***** Record extracts *****

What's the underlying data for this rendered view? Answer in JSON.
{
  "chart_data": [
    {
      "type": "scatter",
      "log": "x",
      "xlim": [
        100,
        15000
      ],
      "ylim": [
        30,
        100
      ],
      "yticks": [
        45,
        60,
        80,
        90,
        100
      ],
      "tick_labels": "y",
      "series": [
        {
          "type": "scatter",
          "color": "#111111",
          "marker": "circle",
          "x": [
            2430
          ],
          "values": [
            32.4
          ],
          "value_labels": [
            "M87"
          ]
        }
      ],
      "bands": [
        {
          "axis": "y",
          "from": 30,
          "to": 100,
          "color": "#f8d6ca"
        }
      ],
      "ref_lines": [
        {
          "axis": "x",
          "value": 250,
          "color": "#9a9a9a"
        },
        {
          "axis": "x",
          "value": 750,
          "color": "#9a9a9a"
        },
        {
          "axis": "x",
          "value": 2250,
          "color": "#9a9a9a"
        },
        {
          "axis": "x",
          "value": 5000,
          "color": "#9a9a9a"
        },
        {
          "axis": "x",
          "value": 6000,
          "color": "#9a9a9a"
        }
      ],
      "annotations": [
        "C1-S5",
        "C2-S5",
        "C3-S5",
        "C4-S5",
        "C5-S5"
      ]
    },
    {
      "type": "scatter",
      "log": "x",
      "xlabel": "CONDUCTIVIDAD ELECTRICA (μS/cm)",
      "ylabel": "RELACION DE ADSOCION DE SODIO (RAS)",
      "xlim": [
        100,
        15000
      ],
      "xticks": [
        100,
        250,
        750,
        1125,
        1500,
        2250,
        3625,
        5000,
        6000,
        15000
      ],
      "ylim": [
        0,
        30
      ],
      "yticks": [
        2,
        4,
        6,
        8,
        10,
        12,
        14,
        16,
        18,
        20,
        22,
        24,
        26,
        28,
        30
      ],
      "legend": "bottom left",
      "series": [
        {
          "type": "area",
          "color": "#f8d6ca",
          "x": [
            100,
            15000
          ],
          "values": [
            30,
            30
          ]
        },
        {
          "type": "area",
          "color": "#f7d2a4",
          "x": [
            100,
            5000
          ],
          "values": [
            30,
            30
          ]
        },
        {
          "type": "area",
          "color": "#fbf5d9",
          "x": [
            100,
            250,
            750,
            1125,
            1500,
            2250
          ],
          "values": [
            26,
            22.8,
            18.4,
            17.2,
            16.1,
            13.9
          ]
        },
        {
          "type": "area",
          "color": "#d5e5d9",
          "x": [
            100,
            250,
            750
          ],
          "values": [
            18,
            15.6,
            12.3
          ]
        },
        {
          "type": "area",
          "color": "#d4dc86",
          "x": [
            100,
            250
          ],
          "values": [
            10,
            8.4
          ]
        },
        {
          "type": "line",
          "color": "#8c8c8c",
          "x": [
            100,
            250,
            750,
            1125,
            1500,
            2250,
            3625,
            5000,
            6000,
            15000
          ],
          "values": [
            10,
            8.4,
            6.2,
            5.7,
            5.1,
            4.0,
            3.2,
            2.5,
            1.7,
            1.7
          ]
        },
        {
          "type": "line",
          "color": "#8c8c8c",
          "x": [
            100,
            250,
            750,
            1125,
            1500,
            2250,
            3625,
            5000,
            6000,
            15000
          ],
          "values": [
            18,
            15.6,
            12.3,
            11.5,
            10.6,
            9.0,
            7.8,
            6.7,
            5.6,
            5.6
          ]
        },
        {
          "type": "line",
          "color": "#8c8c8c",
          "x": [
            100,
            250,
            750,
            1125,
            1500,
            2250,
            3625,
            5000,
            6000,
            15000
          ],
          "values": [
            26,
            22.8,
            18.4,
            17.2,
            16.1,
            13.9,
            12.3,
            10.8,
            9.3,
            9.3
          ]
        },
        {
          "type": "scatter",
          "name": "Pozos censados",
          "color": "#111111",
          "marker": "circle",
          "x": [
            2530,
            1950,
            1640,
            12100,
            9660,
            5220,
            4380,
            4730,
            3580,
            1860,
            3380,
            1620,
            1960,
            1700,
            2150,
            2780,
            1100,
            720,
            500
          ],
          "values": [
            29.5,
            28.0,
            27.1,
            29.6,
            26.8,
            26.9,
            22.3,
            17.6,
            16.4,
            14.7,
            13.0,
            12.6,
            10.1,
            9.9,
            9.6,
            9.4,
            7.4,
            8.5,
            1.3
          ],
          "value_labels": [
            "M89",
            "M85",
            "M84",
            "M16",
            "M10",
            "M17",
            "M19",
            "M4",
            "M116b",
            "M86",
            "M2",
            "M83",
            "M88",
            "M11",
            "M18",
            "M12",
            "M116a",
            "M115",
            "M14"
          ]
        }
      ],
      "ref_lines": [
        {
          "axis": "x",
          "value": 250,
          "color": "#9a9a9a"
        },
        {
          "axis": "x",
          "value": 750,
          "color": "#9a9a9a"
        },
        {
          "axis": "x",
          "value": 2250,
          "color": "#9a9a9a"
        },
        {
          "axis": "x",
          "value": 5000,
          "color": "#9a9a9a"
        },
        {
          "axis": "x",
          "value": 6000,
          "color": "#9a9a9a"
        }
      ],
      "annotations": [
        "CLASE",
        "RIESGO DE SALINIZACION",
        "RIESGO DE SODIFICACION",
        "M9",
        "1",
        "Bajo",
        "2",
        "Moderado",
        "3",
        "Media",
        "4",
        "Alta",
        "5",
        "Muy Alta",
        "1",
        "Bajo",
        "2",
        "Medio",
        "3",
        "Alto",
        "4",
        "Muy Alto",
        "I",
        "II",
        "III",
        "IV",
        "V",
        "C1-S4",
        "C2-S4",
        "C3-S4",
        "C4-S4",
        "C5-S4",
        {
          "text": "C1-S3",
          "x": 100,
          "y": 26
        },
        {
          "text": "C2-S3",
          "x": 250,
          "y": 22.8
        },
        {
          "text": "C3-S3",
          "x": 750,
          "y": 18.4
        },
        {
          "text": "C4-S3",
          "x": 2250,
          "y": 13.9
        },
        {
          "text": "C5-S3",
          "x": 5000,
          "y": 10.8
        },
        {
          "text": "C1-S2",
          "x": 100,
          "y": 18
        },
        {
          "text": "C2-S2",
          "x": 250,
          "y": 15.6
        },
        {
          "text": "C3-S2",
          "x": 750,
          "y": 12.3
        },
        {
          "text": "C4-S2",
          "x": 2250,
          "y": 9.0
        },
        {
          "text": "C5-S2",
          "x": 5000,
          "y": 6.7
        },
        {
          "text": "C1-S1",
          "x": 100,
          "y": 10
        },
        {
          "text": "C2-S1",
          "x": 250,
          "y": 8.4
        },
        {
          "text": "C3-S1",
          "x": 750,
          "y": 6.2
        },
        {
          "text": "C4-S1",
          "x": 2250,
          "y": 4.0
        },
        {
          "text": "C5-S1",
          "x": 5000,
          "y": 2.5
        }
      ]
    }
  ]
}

*****

Task to carry out: Make an exact copy of the data above.

Response for this exercise:
What's the underlying data for this rendered view? Answer in JSON.
{
  "chart_data": [
    {
      "type": "scatter",
      "log": "x",
      "xlim": [
        100,
        15000
      ],
      "ylim": [
        30,
        100
      ],
      "yticks": [
        45,
        60,
        80,
        90,
        100
      ],
      "tick_labels": "y",
      "series": [
        {
          "type": "scatter",
          "color": "#111111",
          "marker": "circle",
          "x": [
            2430
          ],
          "values": [
            32.4
          ],
          "value_labels": [
            "M87"
          ]
        }
      ],
      "bands": [
        {
          "axis": "y",
          "from": 30,
          "to": 100,
          "color": "#f8d6ca"
        }
      ],
      "ref_lines": [
        {
          "axis": "x",
          "value": 250,
          "color": "#9a9a9a"
        },
        {
          "axis": "x",
          "value": 750,
          "color": "#9a9a9a"
        },
        {
          "axis": "x",
          "value": 2250,
          "color": "#9a9a9a"
        },
        {
          "axis": "x",
          "value": 5000,
          "color": "#9a9a9a"
        },
        {
          "axis": "x",
          "value": 6000,
          "color": "#9a9a9a"
        }
      ],
      "annotations": [
        "C1-S5",
        "C2-S5",
        "C3-S5",
        "C4-S5",
        "C5-S5"
      ]
    },
    {
      "type": "scatter",
      "log": "x",
      "xlabel": "CONDUCTIVIDAD ELECTRICA (μS/cm)",
      "ylabel": "RELACION DE ADSOCION DE SODIO (RAS)",
      "xlim": [
        100,
        15000
      ],
      "xticks": [
        100,
        250,
        750,
        1125,
        1500,
        2250,
        3625,
        5000,
        6000,
        15000
      ],
      "ylim": [
        0,
        30
      ],
      "yticks": [
        2,
        4,
        6,
        8,
        10,
        12,
        14,
        16,
        18,
        20,
        22,
        24,
        26,
        28,
        30
      ],
      "legend": "bottom left",
      "series": [
        {
          "type": "area",
          "color": "#f8d6ca",
          "x": [
            100,
            15000
          ],
          "values": [
            30,
            30
          ]
        },
        {
          "type": "area",
          "color": "#f7d2a4",
          "x": [
            100,
            5000
          ],
          "values": [
            30,
            30
          ]
        },
        {
          "type": "area",
          "color": "#fbf5d9",
          "x": [
            100,
            250,
            750,
            1125,
            1500,
            2250
          ],
          "values": [
            26,
            22.8,
            18.4,
            17.2,
            16.1,
            13.9
          ]
        },
        {
          "type": "area",
          "color": "#d5e5d9",
          "x": [
            100,
            250,
            750
          ],
          "values": [
            18,
            15.6,
            12.3
          ]
        },
        {
          "type": "area",
          "color": "#d4dc86",
          "x": [
            100,
            250
          ],
          "values": [
            10,
            8.4
          ]
        },
        {
          "type": "line",
          "color": "#8c8c8c",
          "x": [
            100,
            250,
            750,
            1125,
            1500,
            2250,
            3625,
            5000,
            6000,
            15000
          ],
          "values": [
            10,
            8.4,
            6.2,
            5.7,
            5.1,
            4.0,
            3.2,
            2.5,
            1.7,
            1.7
          ]
        },
        {
          "type": "line",
          "color": "#8c8c8c",
          "x": [
            100,
            250,
            750,
            1125,
            1500,
            2250,
            3625,
            5000,
            6000,
            15000
          ],
          "values": [
            18,
            15.6,
            12.3,
            11.5,
            10.6,
            9.0,
            7.8,
            6.7,
            5.6,
            5.6
          ]
        },
        {
          "type": "line",
          "color": "#8c8c8c",
          "x": [
            100,
            250,
            750,
            1125,
            1500,
            2250,
            3625,
            5000,
            6000,
            15000
          ],
          "values": [
            26,
            22.8,
            18.4,
            17.2,
            16.1,
            13.9,
            12.3,
            10.8,
            9.3,
            9.3
          ]
        },
        {
          "type": "scatter",
          "name": "Pozos censados",
          "color": "#111111",
          "marker": "circle",
          "x": [
            2530,
            1950,
            1640,
            12100,
            9660,
            5220,
            4380,
            4730,
            3580,
            1860,
            3380,
            1620,
            1960,
            1700,
            2150,
            2780,
            1100,
            720,
            500
          ],
          "values": [
            29.5,
            28.0,
            27.1,
            29.6,
            26.8,
            26.9,
            22.3,
            17.6,
            16.4,
            14.7,
            13.0,
            12.6,
            10.1,
            9.9,
            9.6,
            9.4,
            7.4,
            8.5,
            1.3
          ],
          "value_labels": [
            "M89",
            "M85",
            "M84",
            "M16",
            "M10",
            "M17",
            "M19",
            "M4",
            "M116b",
            "M86",
            "M2",
            "M83",
            "M88",
            "M11",
            "M18",
            "M12",
            "M116a",
            "M115",
            "M14"
          ]
        }
      ],
      "ref_lines": [
        {
          "axis": "x",
          "value": 250,
          "color": "#9a9a9a"
        },
        {
          "axis": "x",
          "value": 750,
          "color": "#9a9a9a"
        },
        {
          "axis": "x",
          "value": 2250,
          "color": "#9a9a9a"
        },
        {
          "axis": "x",
          "value": 5000,
          "color": "#9a9a9a"
        },
        {
          "axis": "x",
          "value": 6000,
          "color": "#9a9a9a"
        }
      ],
      "annotations": [
        "CLASE",
        "RIESGO DE SALINIZACION",
        "RIESGO DE SODIFICACION",
        "M9",
        "1",
        "Bajo",
        "2",
        "Moderado",
        "3",
        "Media",
        "4",
        "Alta",
        "5",
        "Muy Alta",
        "1",
        "Bajo",
        "2",
        "Medio",
        "3",
        "Alto",
        "4",
        "Muy Alto",
        "I",
        "II",
        "III",
        "IV",
        "V",
        "C1-S4",
        "C2-S4",
        "C3-S4",
        "C4-S4",
        "C5-S4",
        {
          "text": "C1-S3",
          "x": 100,
          "y": 26
        },
        {
          "text": "C2-S3",
          "x": 250,
          "y": 22.8
        },
        {
          "text": "C3-S3",
          "x": 750,
          "y": 18.4
        },
        {
          "text": "C4-S3",
          "x": 2250,
          "y": 13.9
        },
        {
          "text": "C5-S3",
          "x": 5000,
          "y": 10.8
        },
        {
          "text": "C1-S2",
          "x": 100,
          "y": 18
        },
        {
          "text": "C2-S2",
          "x": 250,
          "y": 15.6
        },
        {
          "text": "C3-S2",
          "x": 750,
          "y": 12.3
        },
        {
          "text": "C4-S2",
          "x": 2250,
          "y": 9.0
        },
        {
          "text": "C5-S2",
          "x": 5000,
          "y": 6.7
        },
        {
          "text": "C1-S1",
          "x": 100,
          "y": 10
        },
        {
          "text": "C2-S1",
          "x": 250,
          "y": 8.4
        },
        {
          "text": "C3-S1",
          "x": 750,
          "y": 6.2
        },
        {
          "text": "C4-S1",
          "x": 2250,
          "y": 4.0
        },
        {
          "text": "C5-S1",
          "x": 5000,
          "y": 2.5
        }
      ]
    }
  ]
}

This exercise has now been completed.